本文 -
図21Aには、電球形LEDランプX1、環形LEDランプX2、及び、直管形LEDランプX3が示されている。また、
図21Bには、LEDシーリングライトX4が示されており、
図21Cには、LEDダウンライトX5が示されている。これらの図示はいずれも例示であり、LED照明機器Xは、多種多様な形態で用いることが可能である。
【0143】
<その他の変形例>
なお、上記実施形態では、発光ダイオードに流れる出力電流をスイッチング制御する発光ダイオード駆動装置を例に挙げて説明を行ったが、本発明の適用対象はこれに限定されるものではなく、その他の負荷(例えば有機EL[electro-luminescence]素子)に流れる出力電流をスイッチング制御する負荷駆動装置にも広く適用することが可能である。
【0144】
また、本発明は、上記実施形態のほか、その技術的創作の主旨を逸脱しない範囲で種々の変更を加えることが可能である。すなわち、上記実施形態は、全ての点で例示であって制限的なものではないと考えられるべきであり、本発明の技術的範囲は、上記実施形態の説明ではなく、特許請求の範囲によって示されるものであり、特許請求の範囲と均等の意味及び範囲内に属する全ての変更が含まれると理解されるべきである。

提供資料 -
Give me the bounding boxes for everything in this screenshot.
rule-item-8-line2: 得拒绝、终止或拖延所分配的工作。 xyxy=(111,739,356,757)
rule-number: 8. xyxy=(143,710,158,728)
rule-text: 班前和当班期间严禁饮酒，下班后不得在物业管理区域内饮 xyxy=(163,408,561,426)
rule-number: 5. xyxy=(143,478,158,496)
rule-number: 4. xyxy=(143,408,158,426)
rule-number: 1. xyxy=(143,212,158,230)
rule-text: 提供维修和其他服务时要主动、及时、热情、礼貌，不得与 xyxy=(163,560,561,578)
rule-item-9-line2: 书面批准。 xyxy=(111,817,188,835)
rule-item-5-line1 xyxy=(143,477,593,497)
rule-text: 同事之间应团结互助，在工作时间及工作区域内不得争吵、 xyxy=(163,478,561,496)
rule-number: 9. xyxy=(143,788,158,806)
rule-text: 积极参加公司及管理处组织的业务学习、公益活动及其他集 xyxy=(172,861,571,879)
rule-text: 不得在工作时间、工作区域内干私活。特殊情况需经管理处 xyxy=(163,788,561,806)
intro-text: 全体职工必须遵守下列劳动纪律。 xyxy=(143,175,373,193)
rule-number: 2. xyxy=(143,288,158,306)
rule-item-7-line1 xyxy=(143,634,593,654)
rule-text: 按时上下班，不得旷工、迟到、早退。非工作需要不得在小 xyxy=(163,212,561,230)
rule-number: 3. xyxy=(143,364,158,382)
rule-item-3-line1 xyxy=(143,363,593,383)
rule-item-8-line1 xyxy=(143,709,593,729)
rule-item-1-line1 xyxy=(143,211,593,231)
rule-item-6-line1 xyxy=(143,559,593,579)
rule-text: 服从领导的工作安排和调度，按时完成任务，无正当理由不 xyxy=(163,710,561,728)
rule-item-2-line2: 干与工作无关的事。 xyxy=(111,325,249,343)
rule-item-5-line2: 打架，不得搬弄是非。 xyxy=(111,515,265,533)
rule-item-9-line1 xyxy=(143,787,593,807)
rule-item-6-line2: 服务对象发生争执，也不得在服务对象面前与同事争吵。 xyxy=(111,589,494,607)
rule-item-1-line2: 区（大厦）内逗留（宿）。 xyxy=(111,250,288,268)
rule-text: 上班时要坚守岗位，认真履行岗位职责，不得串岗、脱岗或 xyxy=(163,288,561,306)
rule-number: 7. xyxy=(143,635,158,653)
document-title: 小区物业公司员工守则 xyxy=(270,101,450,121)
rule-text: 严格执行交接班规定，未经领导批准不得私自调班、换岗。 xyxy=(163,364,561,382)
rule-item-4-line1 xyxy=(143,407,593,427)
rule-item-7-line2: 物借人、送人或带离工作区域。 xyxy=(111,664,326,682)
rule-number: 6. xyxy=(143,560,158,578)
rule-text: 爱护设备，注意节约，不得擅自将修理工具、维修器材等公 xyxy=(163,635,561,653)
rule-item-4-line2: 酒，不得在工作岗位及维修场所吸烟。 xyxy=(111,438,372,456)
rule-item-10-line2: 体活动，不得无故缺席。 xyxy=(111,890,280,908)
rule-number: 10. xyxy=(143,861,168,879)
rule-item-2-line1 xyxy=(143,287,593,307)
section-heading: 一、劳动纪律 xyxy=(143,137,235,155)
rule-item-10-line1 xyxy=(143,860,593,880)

やること -
本文で、発光ダイオード以外に出力電流をスイッチング制御する負荷の例として括弧内に挙げられているものは何か。

この課題の結果 -
有機EL素子